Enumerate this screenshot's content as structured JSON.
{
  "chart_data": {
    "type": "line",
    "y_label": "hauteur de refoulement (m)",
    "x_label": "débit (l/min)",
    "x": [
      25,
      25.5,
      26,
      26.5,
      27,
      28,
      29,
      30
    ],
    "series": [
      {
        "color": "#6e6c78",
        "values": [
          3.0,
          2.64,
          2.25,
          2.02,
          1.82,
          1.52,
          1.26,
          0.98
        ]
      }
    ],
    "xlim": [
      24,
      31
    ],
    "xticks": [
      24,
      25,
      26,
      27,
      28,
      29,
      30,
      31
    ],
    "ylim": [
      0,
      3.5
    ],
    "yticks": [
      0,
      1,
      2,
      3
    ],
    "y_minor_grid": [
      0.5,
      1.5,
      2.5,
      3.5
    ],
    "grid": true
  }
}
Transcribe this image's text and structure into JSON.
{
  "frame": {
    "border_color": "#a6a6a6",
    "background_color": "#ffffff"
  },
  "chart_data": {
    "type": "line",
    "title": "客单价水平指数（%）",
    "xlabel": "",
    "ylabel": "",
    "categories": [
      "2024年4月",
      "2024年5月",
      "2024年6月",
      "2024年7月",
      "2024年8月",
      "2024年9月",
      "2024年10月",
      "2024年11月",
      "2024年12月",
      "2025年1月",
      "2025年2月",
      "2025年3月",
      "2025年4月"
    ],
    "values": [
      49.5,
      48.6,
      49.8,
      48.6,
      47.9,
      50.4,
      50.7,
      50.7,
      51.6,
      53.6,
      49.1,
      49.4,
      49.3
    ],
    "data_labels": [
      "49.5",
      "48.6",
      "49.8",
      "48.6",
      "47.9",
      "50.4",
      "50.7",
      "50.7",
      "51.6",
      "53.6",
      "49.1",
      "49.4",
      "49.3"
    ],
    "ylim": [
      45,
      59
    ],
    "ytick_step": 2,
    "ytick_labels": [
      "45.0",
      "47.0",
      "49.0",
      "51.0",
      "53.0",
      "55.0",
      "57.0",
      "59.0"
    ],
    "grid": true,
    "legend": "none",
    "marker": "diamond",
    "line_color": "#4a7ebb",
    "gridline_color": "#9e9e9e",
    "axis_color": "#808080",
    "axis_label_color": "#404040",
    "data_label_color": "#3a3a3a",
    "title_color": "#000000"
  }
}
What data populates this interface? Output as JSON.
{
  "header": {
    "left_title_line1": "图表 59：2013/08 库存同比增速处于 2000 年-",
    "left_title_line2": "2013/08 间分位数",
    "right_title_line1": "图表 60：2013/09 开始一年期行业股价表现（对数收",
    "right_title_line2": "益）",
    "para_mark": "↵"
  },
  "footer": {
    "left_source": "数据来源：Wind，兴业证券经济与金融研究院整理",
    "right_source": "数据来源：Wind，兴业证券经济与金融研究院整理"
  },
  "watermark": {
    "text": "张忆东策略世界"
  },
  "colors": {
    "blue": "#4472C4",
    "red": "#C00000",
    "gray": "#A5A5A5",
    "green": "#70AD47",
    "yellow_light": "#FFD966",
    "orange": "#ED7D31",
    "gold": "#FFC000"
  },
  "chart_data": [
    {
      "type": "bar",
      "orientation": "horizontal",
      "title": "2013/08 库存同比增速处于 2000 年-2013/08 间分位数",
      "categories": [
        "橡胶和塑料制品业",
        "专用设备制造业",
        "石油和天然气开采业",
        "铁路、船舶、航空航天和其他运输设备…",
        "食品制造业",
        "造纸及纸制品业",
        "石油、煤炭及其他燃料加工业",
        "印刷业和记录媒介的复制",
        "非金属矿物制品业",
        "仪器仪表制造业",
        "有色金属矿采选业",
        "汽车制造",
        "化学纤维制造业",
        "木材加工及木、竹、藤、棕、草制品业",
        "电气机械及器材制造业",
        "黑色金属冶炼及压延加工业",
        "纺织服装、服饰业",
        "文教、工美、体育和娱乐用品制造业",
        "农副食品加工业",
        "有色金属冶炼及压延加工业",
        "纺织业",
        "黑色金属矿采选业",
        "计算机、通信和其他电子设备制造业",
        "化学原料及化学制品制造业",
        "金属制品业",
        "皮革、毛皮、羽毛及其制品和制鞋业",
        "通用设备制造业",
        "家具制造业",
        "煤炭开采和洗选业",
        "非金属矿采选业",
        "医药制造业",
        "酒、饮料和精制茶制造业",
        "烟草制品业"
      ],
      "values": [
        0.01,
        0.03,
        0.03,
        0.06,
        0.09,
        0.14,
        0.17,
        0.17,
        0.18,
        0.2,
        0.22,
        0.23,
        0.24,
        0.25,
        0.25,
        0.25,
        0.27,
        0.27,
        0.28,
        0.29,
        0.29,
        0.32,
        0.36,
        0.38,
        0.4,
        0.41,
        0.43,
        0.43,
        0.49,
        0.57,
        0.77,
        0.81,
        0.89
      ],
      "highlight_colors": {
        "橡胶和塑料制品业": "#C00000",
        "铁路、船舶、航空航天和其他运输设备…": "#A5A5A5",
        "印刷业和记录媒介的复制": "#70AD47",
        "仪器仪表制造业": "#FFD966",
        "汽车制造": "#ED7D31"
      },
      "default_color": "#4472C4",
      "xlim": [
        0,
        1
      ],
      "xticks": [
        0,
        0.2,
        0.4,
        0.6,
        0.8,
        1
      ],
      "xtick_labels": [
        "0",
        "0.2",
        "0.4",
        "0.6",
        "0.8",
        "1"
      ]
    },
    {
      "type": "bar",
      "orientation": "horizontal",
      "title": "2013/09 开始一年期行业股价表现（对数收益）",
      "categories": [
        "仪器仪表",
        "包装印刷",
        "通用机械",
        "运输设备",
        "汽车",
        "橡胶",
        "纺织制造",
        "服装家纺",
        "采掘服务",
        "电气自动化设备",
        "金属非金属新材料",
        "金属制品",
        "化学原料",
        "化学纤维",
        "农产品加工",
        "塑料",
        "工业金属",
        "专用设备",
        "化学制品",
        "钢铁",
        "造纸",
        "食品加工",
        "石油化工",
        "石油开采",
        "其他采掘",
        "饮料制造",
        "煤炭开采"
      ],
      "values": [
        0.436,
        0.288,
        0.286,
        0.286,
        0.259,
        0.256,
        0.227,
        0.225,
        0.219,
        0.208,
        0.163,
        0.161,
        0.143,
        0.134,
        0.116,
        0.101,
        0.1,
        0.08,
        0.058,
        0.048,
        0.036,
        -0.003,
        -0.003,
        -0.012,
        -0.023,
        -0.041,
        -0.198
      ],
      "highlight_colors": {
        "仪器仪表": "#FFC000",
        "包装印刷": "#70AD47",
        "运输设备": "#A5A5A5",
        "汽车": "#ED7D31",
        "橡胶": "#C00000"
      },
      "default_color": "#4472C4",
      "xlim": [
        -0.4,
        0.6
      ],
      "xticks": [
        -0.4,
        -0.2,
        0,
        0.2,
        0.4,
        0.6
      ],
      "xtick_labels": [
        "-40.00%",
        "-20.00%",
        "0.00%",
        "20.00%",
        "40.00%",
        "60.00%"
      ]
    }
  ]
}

#### [WHAT THE EXERCISE ASKS]
Search the entries for the word "间分位数", then gather every line that has it.

#### [WRITTEN ANSWER]
    "left_title_line2": "2013/08 间分位数",
      "title": "2013/08 库存同比增速处于 2000 年-2013/08 间分位数",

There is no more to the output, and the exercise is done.